» Your objective: Copy all of the material word for word, except for the pictures.

Excerpted records start

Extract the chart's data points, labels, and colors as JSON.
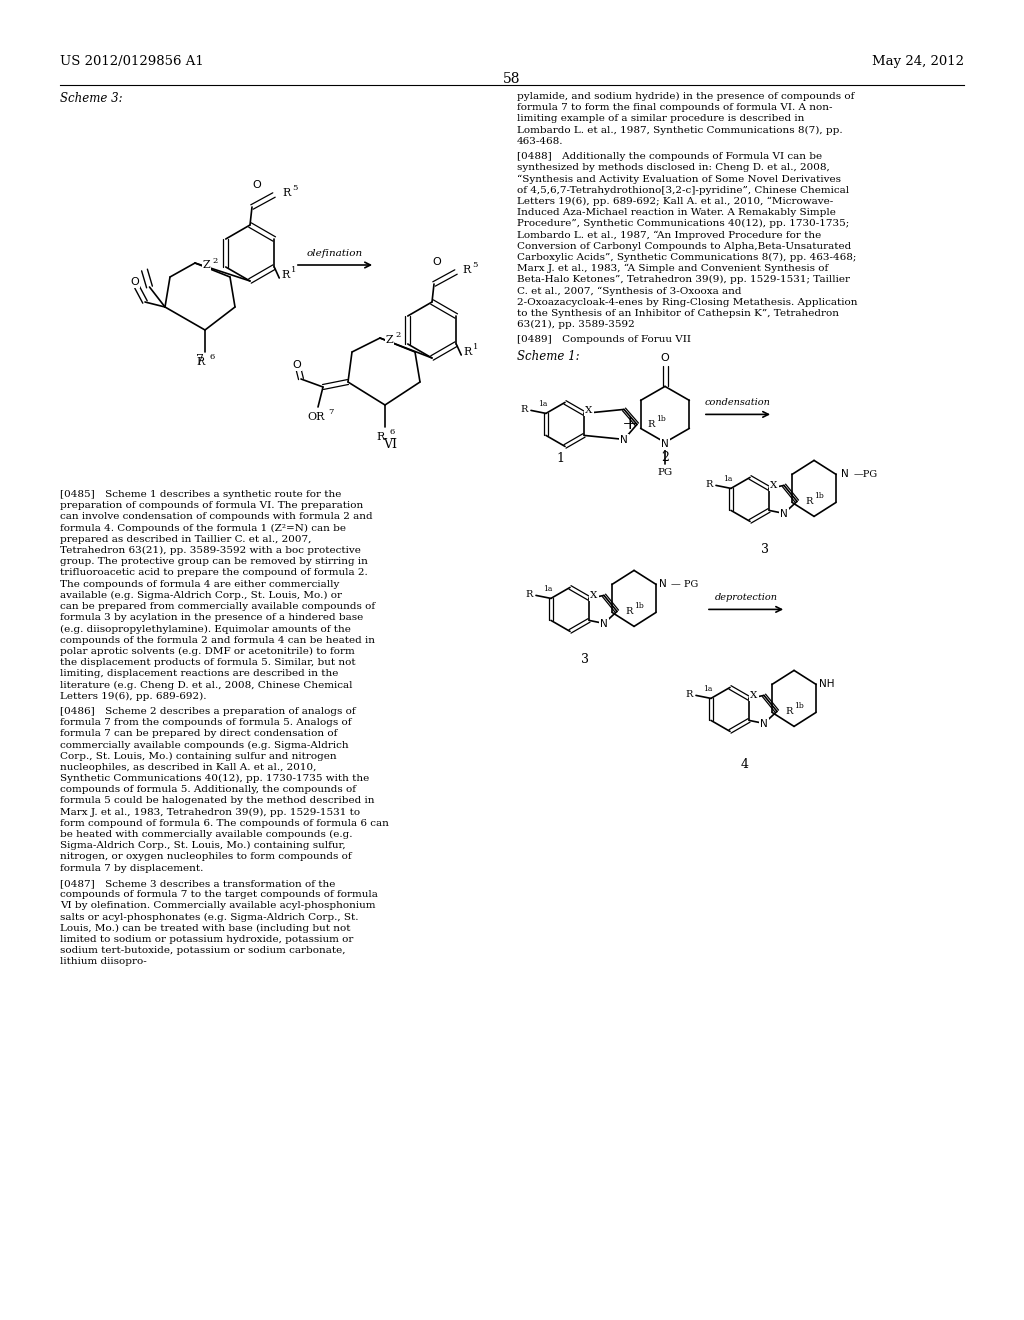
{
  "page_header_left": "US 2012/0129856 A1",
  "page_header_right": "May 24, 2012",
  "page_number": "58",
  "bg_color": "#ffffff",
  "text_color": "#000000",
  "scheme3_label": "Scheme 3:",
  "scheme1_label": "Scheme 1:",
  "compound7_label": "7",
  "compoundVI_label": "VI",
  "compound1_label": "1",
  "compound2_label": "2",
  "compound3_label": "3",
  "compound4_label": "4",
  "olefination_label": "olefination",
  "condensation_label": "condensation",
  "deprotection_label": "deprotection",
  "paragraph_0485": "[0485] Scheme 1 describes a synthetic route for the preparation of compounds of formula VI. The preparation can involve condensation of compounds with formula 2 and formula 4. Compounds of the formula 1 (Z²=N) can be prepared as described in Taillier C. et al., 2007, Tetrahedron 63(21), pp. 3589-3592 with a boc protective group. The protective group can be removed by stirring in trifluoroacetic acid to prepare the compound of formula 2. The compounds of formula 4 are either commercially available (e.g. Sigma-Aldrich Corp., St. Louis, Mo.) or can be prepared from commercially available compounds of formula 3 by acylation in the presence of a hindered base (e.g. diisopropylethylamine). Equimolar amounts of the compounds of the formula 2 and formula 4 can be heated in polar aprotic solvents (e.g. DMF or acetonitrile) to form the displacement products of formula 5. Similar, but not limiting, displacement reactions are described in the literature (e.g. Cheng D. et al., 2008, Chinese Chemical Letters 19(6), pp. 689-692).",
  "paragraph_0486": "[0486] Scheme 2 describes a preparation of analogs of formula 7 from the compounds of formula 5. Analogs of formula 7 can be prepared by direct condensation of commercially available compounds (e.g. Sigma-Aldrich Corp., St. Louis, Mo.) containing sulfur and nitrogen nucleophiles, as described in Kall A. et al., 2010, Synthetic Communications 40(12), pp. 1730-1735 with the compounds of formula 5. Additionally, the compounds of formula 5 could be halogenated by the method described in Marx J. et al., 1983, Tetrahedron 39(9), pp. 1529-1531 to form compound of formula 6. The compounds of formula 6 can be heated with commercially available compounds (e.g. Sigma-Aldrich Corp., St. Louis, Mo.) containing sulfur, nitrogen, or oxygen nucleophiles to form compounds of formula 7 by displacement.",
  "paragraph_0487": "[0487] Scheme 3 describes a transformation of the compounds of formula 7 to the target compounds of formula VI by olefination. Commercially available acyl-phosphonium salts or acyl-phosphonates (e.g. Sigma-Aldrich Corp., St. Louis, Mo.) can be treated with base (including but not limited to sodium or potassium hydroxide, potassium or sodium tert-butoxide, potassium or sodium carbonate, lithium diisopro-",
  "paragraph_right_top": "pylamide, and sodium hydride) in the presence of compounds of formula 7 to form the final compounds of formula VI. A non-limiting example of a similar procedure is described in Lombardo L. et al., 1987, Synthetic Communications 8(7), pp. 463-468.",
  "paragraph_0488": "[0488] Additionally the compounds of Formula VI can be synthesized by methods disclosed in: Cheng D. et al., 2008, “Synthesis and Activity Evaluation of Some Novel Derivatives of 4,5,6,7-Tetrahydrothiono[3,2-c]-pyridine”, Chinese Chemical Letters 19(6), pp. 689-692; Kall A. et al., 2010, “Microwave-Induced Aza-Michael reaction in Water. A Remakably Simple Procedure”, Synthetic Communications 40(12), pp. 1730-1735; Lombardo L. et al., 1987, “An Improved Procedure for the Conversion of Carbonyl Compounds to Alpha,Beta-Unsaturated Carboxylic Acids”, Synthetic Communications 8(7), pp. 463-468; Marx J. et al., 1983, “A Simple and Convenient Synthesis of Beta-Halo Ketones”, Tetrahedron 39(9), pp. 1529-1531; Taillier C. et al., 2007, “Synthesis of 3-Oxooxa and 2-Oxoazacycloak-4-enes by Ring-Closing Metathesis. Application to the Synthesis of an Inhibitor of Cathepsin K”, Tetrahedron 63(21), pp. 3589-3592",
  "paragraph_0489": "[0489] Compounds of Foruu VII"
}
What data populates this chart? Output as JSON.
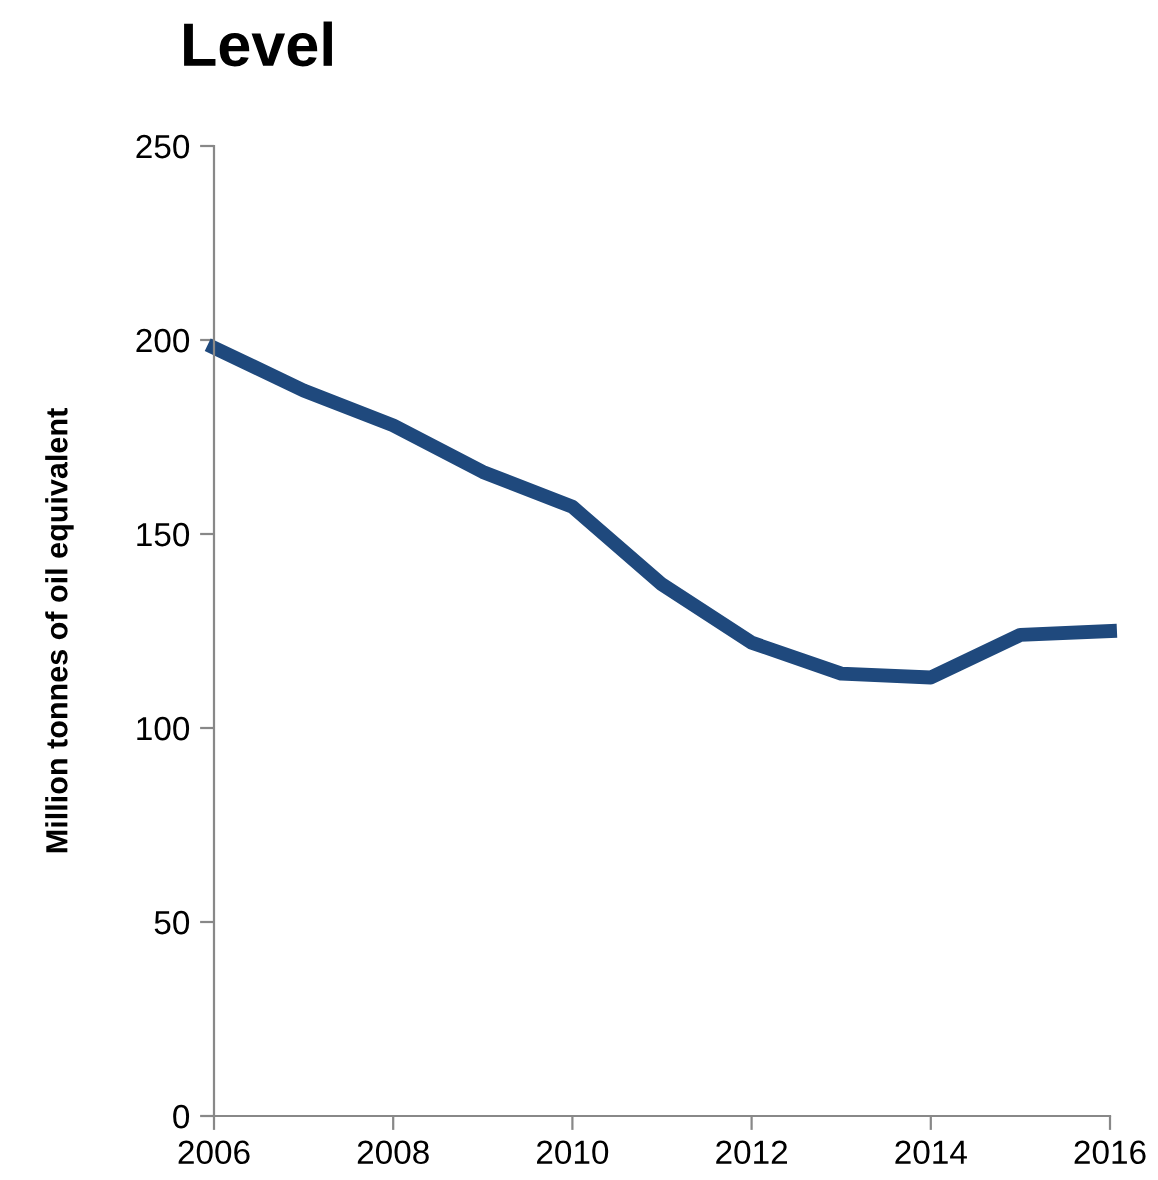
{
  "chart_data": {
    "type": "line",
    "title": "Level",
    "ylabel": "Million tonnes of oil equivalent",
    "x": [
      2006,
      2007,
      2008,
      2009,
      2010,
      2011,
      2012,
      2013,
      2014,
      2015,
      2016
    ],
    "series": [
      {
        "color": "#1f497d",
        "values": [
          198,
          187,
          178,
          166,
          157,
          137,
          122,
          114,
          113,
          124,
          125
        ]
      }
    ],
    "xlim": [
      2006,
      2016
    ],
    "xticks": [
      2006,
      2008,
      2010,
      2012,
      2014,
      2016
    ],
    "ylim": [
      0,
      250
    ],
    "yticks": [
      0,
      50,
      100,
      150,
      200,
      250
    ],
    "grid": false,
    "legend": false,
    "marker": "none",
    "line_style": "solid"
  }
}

Excerpted records end

» Expected output:
Extract the chart's data points, labels, and colors as JSON.
{
  "page_header_left": "US 2012/0129856 A1",
  "page_header_right": "May 24, 2012",
  "page_number": "58",
  "bg_color": "#ffffff",
  "text_color": "#000000",
  "scheme3_label": "Scheme 3:",
  "scheme1_label": "Scheme 1:",
  "compound7_label": "7",
  "compoundVI_label": "VI",
  "compound1_label": "1",
  "compound2_label": "2",
  "compound3_label": "3",
  "compound4_label": "4",
  "olefination_label": "olefination",
  "condensation_label": "condensation",
  "deprotection_label": "deprotection",
  "paragraph_0485": "[0485] Scheme 1 describes a synthetic route for the preparation of compounds of formula VI. The preparation can involve condensation of compounds with formula 2 and formula 4. Compounds of the formula 1 (Z²=N) can be prepared as described in Taillier C. et al., 2007, Tetrahedron 63(21), pp. 3589-3592 with a boc protective group. The protective group can be removed by stirring in trifluoroacetic acid to prepare the compound of formula 2. The compounds of formula 4 are either commercially available (e.g. Sigma-Aldrich Corp., St. Louis, Mo.) or can be prepared from commercially available compounds of formula 3 by acylation in the presence of a hindered base (e.g. diisopropylethylamine). Equimolar amounts of the compounds of the formula 2 and formula 4 can be heated in polar aprotic solvents (e.g. DMF or acetonitrile) to form the displacement products of formula 5. Similar, but not limiting, displacement reactions are described in the literature (e.g. Cheng D. et al., 2008, Chinese Chemical Letters 19(6), pp. 689-692).",
  "paragraph_0486": "[0486] Scheme 2 describes a preparation of analogs of formula 7 from the compounds of formula 5. Analogs of formula 7 can be prepared by direct condensation of commercially available compounds (e.g. Sigma-Aldrich Corp., St. Louis, Mo.) containing sulfur and nitrogen nucleophiles, as described in Kall A. et al., 2010, Synthetic Communications 40(12), pp. 1730-1735 with the compounds of formula 5. Additionally, the compounds of formula 5 could be halogenated by the method described in Marx J. et al., 1983, Tetrahedron 39(9), pp. 1529-1531 to form compound of formula 6. The compounds of formula 6 can be heated with commercially available compounds (e.g. Sigma-Aldrich Corp., St. Louis, Mo.) containing sulfur, nitrogen, or oxygen nucleophiles to form compounds of formula 7 by displacement.",
  "paragraph_0487": "[0487] Scheme 3 describes a transformation of the compounds of formula 7 to the target compounds of formula VI by olefination. Commercially available acyl-phosphonium salts or acyl-phosphonates (e.g. Sigma-Aldrich Corp., St. Louis, Mo.) can be treated with base (including but not limited to sodium or potassium hydroxide, potassium or sodium tert-butoxide, potassium or sodium carbonate, lithium diisopro-",
  "paragraph_right_top": "pylamide, and sodium hydride) in the presence of compounds of formula 7 to form the final compounds of formula VI. A non-limiting example of a similar procedure is described in Lombardo L. et al., 1987, Synthetic Communications 8(7), pp. 463-468.",
  "paragraph_0488": "[0488] Additionally the compounds of Formula VI can be synthesized by methods disclosed in: Cheng D. et al., 2008, “Synthesis and Activity Evaluation of Some Novel Derivatives of 4,5,6,7-Tetrahydrothiono[3,2-c]-pyridine”, Chinese Chemical Letters 19(6), pp. 689-692; Kall A. et al., 2010, “Microwave-Induced Aza-Michael reaction in Water. A Remakably Simple Procedure”, Synthetic Communications 40(12), pp. 1730-1735; Lombardo L. et al., 1987, “An Improved Procedure for the Conversion of Carbonyl Compounds to Alpha,Beta-Unsaturated Carboxylic Acids”, Synthetic Communications 8(7), pp. 463-468; Marx J. et al., 1983, “A Simple and Convenient Synthesis of Beta-Halo Ketones”, Tetrahedron 39(9), pp. 1529-1531; Taillier C. et al., 2007, “Synthesis of 3-Oxooxa and 2-Oxoazacycloak-4-enes by Ring-Closing Metathesis. Application to the Synthesis of an Inhibitor of Cathepsin K”, Tetrahedron 63(21), pp. 3589-3592",
  "paragraph_0489": "[0489] Compounds of Foruu VII"
}
What data populates this chart? Output as JSON.
{
  "chart_data": {
    "type": "line",
    "title": "Level",
    "ylabel": "Million tonnes of oil equivalent",
    "x": [
      2006,
      2007,
      2008,
      2009,
      2010,
      2011,
      2012,
      2013,
      2014,
      2015,
      2016
    ],
    "series": [
      {
        "color": "#1f497d",
        "values": [
          198,
          187,
          178,
          166,
          157,
          137,
          122,
          114,
          113,
          124,
          125
        ]
      }
    ],
    "xlim": [
      2006,
      2016
    ],
    "xticks": [
      2006,
      2008,
      2010,
      2012,
      2014,
      2016
    ],
    "ylim": [
      0,
      250
    ],
    "yticks": [
      0,
      50,
      100,
      150,
      200,
      250
    ],
    "grid": false,
    "legend": false,
    "marker": "none",
    "line_style": "solid"
  }
}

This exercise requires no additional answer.